begin DATA PROVIDED
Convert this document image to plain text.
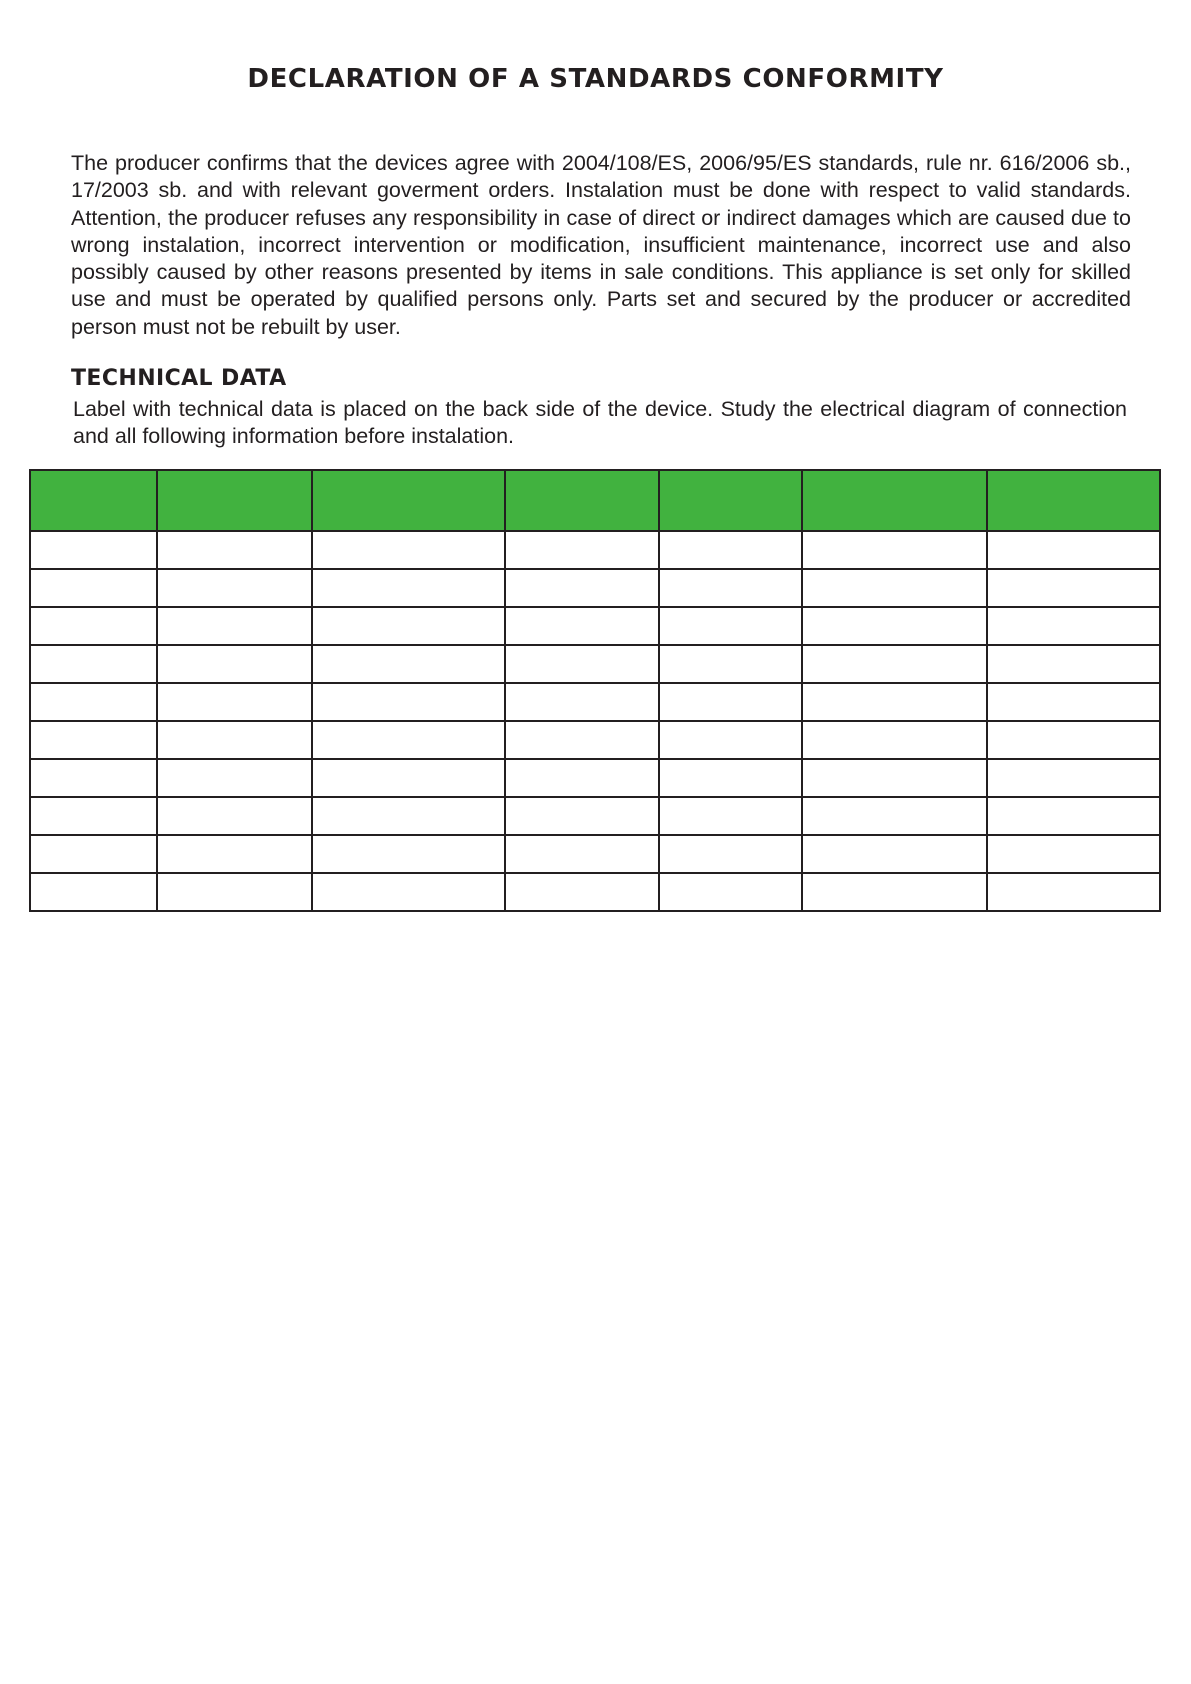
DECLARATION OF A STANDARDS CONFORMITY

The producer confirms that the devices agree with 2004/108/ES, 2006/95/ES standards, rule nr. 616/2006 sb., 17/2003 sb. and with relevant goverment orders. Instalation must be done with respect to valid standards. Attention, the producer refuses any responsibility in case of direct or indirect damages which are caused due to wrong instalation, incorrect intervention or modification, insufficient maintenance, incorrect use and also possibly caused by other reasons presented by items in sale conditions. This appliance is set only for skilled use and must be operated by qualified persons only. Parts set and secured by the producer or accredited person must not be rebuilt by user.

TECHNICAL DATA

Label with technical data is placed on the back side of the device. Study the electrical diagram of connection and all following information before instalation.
end DATA PROVIDED
begin DATA PROVIDED
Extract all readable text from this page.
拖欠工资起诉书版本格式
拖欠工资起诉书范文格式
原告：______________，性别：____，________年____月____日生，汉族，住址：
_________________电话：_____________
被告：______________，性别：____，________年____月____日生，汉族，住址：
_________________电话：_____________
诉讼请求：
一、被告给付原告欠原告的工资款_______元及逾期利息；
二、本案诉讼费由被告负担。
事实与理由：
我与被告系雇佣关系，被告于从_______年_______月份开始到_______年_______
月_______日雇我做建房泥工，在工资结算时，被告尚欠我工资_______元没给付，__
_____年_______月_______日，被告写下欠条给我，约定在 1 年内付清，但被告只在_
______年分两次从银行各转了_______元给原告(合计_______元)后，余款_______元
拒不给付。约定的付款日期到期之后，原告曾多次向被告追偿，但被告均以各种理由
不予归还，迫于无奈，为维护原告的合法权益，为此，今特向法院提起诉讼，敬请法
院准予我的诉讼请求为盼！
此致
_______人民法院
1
end DATA PROVIDED
begin DATA PROVIDED
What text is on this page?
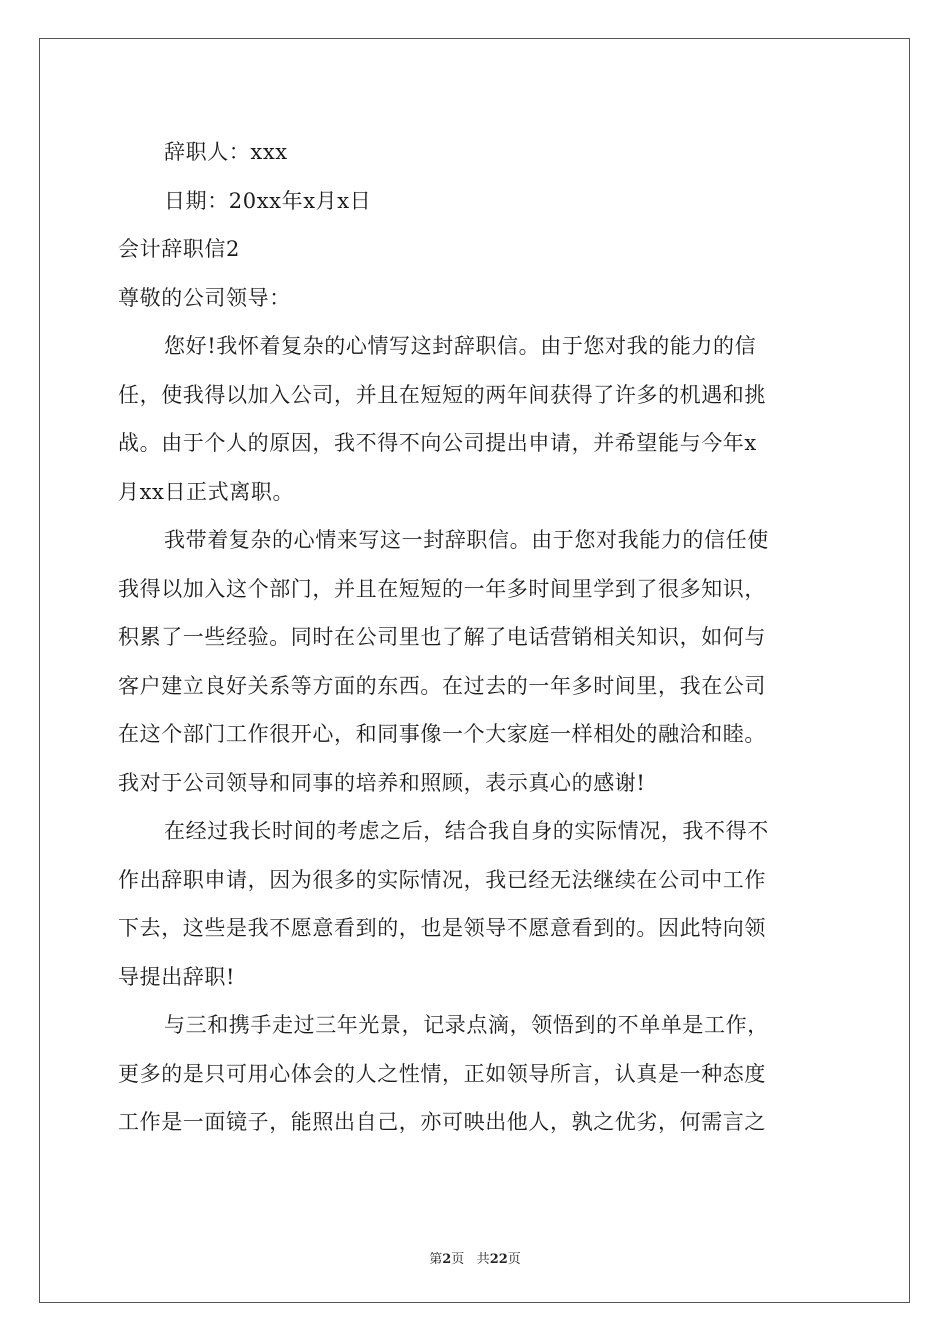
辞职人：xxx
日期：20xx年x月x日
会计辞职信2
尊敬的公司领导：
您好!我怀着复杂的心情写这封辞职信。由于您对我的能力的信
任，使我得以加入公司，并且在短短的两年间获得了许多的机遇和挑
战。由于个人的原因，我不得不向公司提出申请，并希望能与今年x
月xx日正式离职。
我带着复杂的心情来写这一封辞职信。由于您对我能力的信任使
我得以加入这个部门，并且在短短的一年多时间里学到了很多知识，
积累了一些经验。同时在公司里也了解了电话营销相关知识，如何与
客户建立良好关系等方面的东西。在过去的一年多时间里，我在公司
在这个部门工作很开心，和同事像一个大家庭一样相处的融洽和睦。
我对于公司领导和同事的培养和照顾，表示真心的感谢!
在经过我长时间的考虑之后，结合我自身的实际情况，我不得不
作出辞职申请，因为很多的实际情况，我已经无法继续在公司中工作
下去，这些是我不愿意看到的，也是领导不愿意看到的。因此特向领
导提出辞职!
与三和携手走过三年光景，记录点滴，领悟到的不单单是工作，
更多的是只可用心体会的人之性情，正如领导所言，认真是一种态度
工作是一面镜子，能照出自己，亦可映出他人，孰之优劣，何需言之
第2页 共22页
end DATA PROVIDED
PROMPT
Sift through the entries and copy every line with "page".

THE REPLY
Extract all readable text from this page.
What text is on this page?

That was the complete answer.